▸ **YOUR INSTRUCTIONS**
What's needed: every entry, printed exactly, minus the images.

▸ **MATERIAL FOR THIS TASK**
================================

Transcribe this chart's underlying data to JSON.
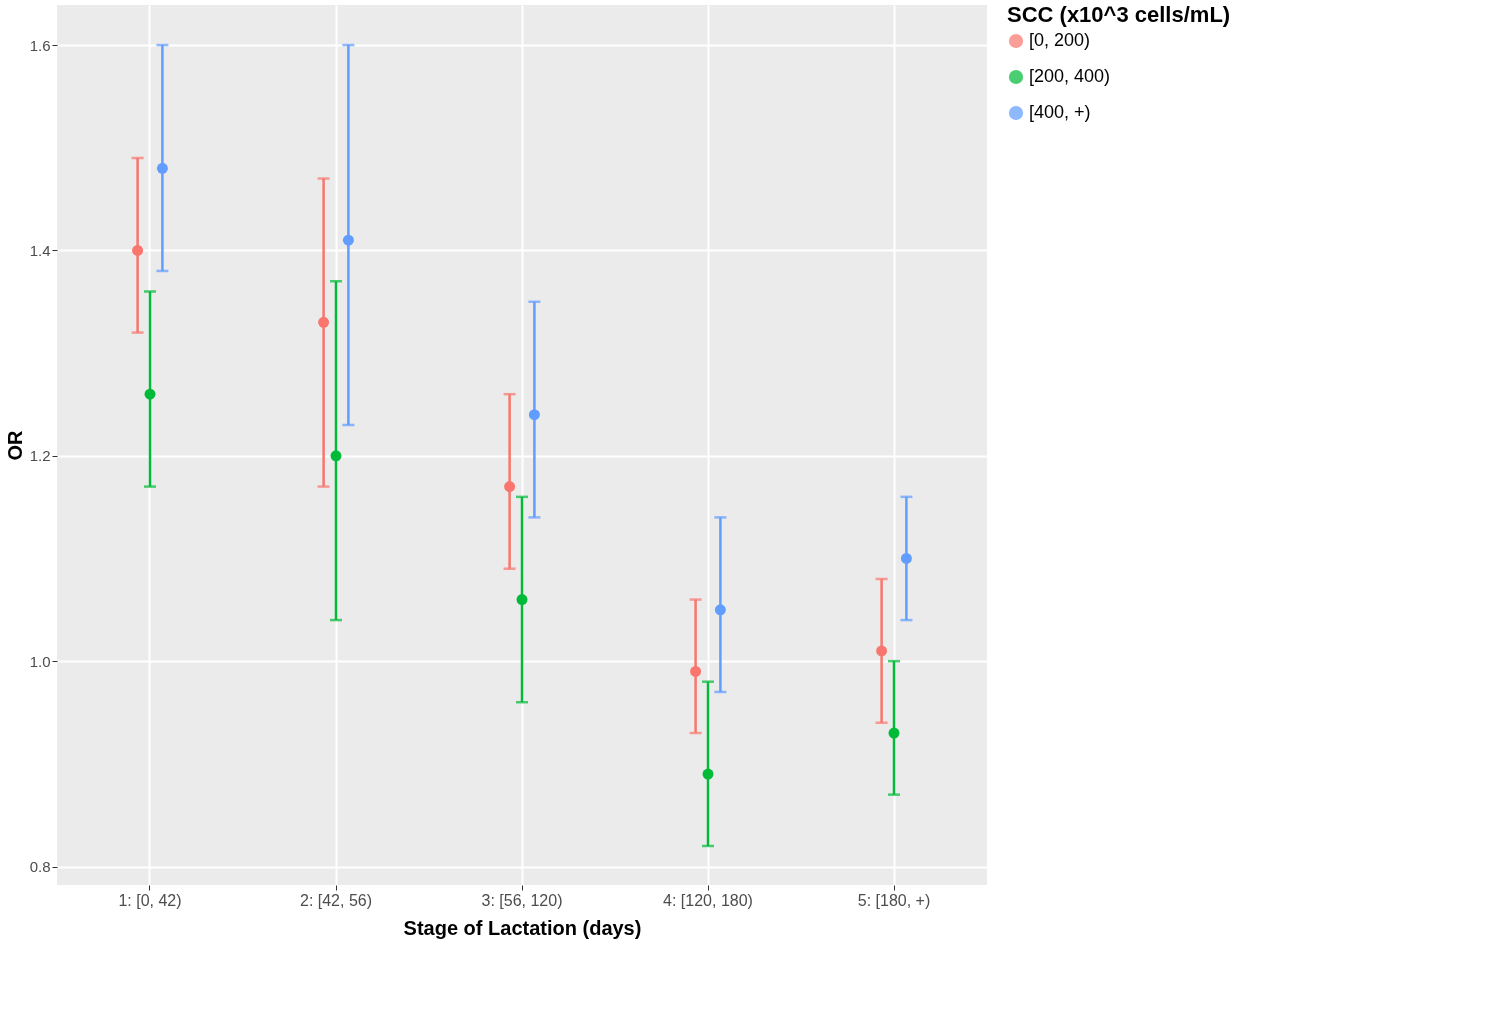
{
  "chart_data": {
    "type": "scatter",
    "xlabel": "Stage of Lactation (days)",
    "ylabel": "OR",
    "legend_title": "SCC (x10^3 cells/mL)",
    "categories": [
      "1: [0, 42)",
      "2: [42, 56)",
      "3: [56, 120)",
      "4: [120, 180)",
      "5: [180, +)"
    ],
    "series": [
      {
        "name": "[0, 200)",
        "color": "#f8766d",
        "values": [
          1.4,
          1.33,
          1.17,
          0.99,
          1.01
        ],
        "errors": [
          [
            1.32,
            1.49
          ],
          [
            1.17,
            1.47
          ],
          [
            1.09,
            1.26
          ],
          [
            0.93,
            1.06
          ],
          [
            0.94,
            1.08
          ]
        ]
      },
      {
        "name": "[200, 400)",
        "color": "#00ba38",
        "values": [
          1.26,
          1.2,
          1.06,
          0.89,
          0.93
        ],
        "errors": [
          [
            1.17,
            1.36
          ],
          [
            1.04,
            1.37
          ],
          [
            0.96,
            1.16
          ],
          [
            0.82,
            0.98
          ],
          [
            0.87,
            1.0
          ]
        ]
      },
      {
        "name": "[400, +)",
        "color": "#619cff",
        "values": [
          1.48,
          1.41,
          1.24,
          1.05,
          1.1
        ],
        "errors": [
          [
            1.38,
            1.6
          ],
          [
            1.23,
            1.6
          ],
          [
            1.14,
            1.35
          ],
          [
            0.97,
            1.14
          ],
          [
            1.04,
            1.16
          ]
        ]
      }
    ],
    "ylim": [
      0.782,
      1.639
    ],
    "yticks": [
      {
        "value": 0.8,
        "label": "0.8"
      },
      {
        "value": 1.0,
        "label": "1.0"
      },
      {
        "value": 1.2,
        "label": "1.2"
      },
      {
        "value": 1.4,
        "label": "1.4"
      },
      {
        "value": 1.6,
        "label": "1.6"
      }
    ],
    "grid": true,
    "legend": "right",
    "marker": "circle"
  }
}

================================

▸ **ANSWER**
Transcribe this chart's underlying data to JSON.
{
  "chart_data": {
    "type": "scatter",
    "xlabel": "Stage of Lactation (days)",
    "ylabel": "OR",
    "legend_title": "SCC (x10^3 cells/mL)",
    "categories": [
      "1: [0, 42)",
      "2: [42, 56)",
      "3: [56, 120)",
      "4: [120, 180)",
      "5: [180, +)"
    ],
    "series": [
      {
        "name": "[0, 200)",
        "color": "#f8766d",
        "values": [
          1.4,
          1.33,
          1.17,
          0.99,
          1.01
        ],
        "errors": [
          [
            1.32,
            1.49
          ],
          [
            1.17,
            1.47
          ],
          [
            1.09,
            1.26
          ],
          [
            0.93,
            1.06
          ],
          [
            0.94,
            1.08
          ]
        ]
      },
      {
        "name": "[200, 400)",
        "color": "#00ba38",
        "values": [
          1.26,
          1.2,
          1.06,
          0.89,
          0.93
        ],
        "errors": [
          [
            1.17,
            1.36
          ],
          [
            1.04,
            1.37
          ],
          [
            0.96,
            1.16
          ],
          [
            0.82,
            0.98
          ],
          [
            0.87,
            1.0
          ]
        ]
      },
      {
        "name": "[400, +)",
        "color": "#619cff",
        "values": [
          1.48,
          1.41,
          1.24,
          1.05,
          1.1
        ],
        "errors": [
          [
            1.38,
            1.6
          ],
          [
            1.23,
            1.6
          ],
          [
            1.14,
            1.35
          ],
          [
            0.97,
            1.14
          ],
          [
            1.04,
            1.16
          ]
        ]
      }
    ],
    "ylim": [
      0.782,
      1.639
    ],
    "yticks": [
      {
        "value": 0.8,
        "label": "0.8"
      },
      {
        "value": 1.0,
        "label": "1.0"
      },
      {
        "value": 1.2,
        "label": "1.2"
      },
      {
        "value": 1.4,
        "label": "1.4"
      },
      {
        "value": 1.6,
        "label": "1.6"
      }
    ],
    "grid": true,
    "legend": "right",
    "marker": "circle"
  }
}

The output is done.